* [Written problem]: For the material that follows, list every line containing the word "følger".

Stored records
--- Start ---

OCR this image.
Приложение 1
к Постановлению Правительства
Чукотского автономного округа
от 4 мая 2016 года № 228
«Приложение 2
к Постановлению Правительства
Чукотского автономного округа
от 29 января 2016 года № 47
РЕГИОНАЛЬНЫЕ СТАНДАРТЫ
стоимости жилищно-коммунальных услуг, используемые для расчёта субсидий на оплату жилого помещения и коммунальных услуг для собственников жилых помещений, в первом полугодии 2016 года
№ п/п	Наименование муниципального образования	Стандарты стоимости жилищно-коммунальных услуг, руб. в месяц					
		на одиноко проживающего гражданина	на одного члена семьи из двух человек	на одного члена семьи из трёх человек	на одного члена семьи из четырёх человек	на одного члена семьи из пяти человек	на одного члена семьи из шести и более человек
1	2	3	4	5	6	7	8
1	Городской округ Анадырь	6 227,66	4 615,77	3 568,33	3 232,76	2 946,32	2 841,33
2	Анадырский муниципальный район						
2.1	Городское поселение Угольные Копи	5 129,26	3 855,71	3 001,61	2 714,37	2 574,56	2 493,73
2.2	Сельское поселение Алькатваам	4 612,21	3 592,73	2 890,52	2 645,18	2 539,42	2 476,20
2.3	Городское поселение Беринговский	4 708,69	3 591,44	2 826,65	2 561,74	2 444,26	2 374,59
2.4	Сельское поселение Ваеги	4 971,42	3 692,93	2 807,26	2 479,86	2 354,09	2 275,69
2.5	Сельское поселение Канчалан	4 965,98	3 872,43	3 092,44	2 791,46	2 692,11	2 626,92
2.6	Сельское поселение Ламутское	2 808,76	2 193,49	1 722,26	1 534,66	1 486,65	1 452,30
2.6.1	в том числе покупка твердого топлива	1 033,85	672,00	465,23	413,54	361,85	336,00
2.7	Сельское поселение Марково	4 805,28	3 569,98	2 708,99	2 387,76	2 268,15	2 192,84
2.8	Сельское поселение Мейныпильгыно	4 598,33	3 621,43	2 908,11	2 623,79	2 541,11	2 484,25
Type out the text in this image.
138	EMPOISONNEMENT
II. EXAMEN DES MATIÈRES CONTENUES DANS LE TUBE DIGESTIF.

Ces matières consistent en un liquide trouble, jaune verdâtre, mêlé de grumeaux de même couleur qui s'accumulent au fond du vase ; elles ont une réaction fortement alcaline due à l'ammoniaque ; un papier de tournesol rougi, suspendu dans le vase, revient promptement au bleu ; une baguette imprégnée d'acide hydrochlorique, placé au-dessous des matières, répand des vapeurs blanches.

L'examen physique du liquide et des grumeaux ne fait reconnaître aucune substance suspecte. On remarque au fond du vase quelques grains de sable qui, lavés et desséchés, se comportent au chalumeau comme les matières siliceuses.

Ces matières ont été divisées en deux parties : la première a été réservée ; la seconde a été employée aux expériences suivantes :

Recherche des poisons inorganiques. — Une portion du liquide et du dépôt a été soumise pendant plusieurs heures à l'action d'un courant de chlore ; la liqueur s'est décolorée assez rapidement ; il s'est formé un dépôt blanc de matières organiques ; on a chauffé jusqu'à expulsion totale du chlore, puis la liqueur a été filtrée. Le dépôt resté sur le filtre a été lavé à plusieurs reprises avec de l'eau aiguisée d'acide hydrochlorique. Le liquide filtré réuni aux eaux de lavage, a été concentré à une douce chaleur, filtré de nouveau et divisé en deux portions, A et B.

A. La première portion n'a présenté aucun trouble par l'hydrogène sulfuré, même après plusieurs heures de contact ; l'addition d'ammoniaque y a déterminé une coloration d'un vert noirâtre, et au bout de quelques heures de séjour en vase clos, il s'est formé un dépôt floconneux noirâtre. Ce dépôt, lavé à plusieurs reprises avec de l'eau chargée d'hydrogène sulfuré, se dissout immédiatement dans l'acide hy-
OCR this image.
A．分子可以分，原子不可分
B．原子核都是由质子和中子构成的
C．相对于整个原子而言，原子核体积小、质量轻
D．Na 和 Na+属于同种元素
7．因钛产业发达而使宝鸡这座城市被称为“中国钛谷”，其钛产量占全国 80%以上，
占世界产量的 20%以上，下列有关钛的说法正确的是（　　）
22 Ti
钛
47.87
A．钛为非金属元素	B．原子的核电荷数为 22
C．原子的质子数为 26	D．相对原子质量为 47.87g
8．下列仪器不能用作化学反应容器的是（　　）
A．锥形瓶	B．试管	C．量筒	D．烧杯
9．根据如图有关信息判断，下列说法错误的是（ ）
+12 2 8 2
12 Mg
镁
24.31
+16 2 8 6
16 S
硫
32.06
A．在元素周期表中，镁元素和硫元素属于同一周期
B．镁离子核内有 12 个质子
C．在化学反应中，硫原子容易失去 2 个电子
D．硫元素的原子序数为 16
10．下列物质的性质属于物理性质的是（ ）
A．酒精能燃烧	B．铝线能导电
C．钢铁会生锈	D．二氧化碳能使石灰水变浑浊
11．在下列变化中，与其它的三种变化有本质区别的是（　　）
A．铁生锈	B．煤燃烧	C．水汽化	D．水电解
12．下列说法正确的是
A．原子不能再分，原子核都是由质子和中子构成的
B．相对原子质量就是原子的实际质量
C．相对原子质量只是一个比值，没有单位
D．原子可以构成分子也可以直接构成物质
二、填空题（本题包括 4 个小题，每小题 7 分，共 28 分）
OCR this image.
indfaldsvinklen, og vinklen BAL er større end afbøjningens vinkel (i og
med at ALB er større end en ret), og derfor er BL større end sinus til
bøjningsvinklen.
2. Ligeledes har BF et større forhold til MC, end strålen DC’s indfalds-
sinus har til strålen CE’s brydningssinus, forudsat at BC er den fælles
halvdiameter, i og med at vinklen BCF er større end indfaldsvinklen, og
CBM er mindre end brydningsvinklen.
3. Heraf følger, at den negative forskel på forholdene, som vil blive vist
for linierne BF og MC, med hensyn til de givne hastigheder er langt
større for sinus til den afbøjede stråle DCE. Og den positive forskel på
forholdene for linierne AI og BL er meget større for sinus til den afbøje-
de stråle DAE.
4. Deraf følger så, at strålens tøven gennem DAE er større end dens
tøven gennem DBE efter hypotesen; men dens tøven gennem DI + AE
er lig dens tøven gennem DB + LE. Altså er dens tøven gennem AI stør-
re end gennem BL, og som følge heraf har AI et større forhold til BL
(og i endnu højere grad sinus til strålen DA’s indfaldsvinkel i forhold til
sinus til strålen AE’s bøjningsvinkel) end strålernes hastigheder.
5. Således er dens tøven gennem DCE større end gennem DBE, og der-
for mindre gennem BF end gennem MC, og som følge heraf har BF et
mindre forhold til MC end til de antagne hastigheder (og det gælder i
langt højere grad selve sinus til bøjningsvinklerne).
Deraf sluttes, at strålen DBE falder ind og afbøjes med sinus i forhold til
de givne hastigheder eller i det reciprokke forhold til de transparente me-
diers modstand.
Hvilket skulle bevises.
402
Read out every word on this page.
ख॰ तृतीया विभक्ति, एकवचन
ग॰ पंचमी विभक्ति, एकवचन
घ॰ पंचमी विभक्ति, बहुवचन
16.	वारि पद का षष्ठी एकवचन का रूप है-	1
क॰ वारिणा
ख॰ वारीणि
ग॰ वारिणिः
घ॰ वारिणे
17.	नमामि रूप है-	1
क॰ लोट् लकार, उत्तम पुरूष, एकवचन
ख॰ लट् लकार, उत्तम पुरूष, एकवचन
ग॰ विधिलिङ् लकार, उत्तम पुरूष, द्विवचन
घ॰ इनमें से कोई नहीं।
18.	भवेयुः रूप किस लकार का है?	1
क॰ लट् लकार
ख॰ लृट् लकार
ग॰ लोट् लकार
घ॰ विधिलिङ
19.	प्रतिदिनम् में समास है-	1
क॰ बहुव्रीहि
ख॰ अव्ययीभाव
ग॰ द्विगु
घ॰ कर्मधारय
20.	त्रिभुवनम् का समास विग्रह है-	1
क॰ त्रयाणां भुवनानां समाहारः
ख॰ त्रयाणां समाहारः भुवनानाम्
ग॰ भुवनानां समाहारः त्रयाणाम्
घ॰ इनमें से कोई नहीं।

--- End ---

* [Result]:
3. Heraf følger, at den negative forskel på forholdene, som vil blive vist
4. Deraf følger så, at strålens tøven gennem DAE er større end dens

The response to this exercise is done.